» Written exercise: Reproduce the data verbatim, starting at the line that contains "36, 574, 44]" and stopping after the line that contains "511, 915, 523]".

— begin Recorded information —

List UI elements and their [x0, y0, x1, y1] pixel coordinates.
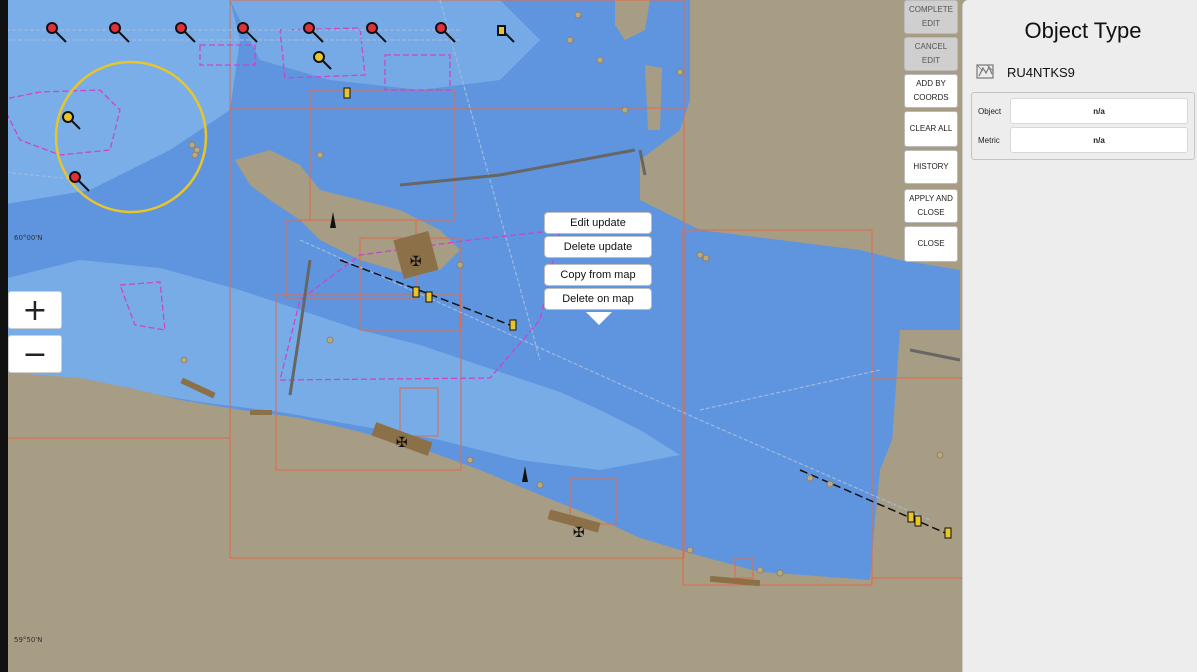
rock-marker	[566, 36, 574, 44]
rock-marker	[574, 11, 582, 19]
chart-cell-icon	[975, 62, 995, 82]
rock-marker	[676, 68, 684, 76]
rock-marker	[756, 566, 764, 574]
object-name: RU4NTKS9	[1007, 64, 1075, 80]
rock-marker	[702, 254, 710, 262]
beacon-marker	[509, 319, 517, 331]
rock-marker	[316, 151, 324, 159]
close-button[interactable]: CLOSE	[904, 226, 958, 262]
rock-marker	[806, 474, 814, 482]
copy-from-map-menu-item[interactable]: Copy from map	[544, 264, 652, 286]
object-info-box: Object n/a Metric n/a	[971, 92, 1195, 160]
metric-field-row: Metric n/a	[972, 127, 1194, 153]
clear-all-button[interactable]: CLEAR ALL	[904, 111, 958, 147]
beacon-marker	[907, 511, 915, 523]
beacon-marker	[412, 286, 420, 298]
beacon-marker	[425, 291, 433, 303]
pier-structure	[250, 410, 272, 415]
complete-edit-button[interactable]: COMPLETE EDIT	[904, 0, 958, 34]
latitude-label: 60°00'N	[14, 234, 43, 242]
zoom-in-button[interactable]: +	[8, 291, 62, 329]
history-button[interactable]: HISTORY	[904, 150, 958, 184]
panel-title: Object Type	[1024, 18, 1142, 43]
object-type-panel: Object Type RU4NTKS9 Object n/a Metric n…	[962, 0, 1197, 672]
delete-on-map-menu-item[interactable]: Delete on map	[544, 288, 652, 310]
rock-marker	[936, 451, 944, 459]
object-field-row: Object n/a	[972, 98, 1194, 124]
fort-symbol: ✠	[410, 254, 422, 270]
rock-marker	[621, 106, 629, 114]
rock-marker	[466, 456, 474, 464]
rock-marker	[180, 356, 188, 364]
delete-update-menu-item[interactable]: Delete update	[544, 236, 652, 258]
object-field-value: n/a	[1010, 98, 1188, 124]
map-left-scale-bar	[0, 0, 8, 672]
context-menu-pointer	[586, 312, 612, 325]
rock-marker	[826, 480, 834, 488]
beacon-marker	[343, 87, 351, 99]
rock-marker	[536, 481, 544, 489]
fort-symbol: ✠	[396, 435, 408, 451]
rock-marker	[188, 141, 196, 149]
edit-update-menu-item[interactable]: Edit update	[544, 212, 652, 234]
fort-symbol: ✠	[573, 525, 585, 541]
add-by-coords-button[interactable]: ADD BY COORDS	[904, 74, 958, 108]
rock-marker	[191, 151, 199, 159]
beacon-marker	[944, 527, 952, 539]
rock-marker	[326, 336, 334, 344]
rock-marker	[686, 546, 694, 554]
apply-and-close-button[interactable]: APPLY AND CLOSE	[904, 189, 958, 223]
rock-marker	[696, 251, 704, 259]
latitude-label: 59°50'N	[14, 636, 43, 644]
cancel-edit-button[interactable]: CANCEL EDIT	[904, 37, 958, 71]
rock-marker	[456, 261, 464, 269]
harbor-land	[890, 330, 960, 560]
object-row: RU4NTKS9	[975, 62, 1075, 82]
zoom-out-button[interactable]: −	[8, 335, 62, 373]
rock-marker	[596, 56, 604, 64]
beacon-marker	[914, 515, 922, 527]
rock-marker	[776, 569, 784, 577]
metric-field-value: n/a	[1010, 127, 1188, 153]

— end Recorded information —
— begin Recorded information —

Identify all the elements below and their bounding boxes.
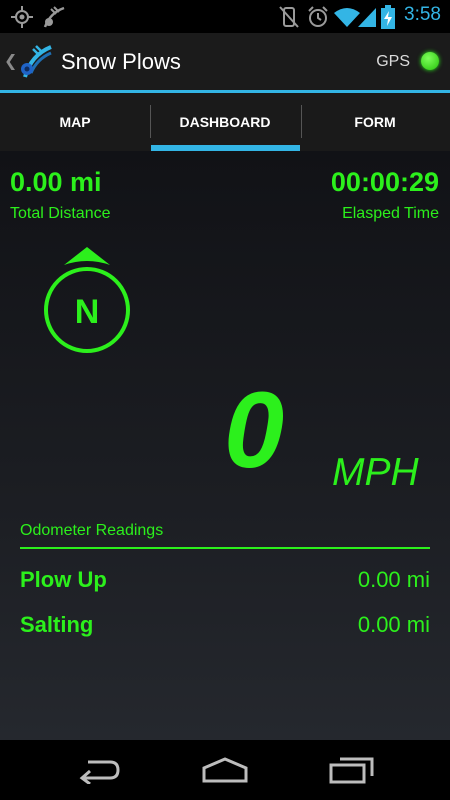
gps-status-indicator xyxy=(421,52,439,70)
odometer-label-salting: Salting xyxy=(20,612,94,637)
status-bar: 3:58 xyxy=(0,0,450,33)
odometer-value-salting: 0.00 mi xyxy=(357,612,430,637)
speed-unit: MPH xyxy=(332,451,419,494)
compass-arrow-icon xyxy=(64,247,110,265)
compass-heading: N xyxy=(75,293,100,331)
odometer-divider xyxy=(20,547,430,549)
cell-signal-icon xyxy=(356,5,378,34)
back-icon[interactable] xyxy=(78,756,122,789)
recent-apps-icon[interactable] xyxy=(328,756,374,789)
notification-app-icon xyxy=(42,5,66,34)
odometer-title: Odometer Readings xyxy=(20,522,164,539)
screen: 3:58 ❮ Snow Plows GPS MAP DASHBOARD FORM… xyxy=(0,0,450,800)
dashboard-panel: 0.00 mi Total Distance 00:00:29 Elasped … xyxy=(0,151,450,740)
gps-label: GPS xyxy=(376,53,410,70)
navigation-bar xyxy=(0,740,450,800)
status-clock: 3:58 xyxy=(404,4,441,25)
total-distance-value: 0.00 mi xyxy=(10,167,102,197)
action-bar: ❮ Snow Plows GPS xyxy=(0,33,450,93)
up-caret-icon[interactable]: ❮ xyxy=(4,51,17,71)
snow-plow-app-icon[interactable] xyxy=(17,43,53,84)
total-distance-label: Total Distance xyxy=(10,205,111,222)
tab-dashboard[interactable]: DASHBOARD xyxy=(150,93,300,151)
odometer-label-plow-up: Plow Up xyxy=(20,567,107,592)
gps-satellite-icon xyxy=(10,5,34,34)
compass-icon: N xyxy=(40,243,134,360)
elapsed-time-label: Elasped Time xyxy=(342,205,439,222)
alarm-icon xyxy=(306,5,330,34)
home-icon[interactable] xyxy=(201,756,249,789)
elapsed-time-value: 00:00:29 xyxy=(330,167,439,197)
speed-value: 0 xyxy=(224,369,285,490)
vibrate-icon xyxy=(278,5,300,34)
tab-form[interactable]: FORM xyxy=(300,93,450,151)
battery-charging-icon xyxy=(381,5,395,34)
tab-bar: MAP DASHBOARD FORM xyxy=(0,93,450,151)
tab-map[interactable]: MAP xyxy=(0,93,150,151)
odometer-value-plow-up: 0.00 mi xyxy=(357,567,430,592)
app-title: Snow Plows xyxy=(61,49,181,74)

— end Recorded information —

» Finished answer:
rock-marker	[566, 36, 574, 44]
rock-marker	[574, 11, 582, 19]
chart-cell-icon	[975, 62, 995, 82]
rock-marker	[676, 68, 684, 76]
rock-marker	[756, 566, 764, 574]
object-name: RU4NTKS9	[1007, 64, 1075, 80]
rock-marker	[702, 254, 710, 262]
beacon-marker	[509, 319, 517, 331]
rock-marker	[316, 151, 324, 159]
close-button[interactable]: CLOSE	[904, 226, 958, 262]
rock-marker	[806, 474, 814, 482]
copy-from-map-menu-item[interactable]: Copy from map	[544, 264, 652, 286]
object-info-box: Object n/a Metric n/a	[971, 92, 1195, 160]
metric-field-row: Metric n/a	[972, 127, 1194, 153]
clear-all-button[interactable]: CLEAR ALL	[904, 111, 958, 147]
beacon-marker	[907, 511, 915, 523]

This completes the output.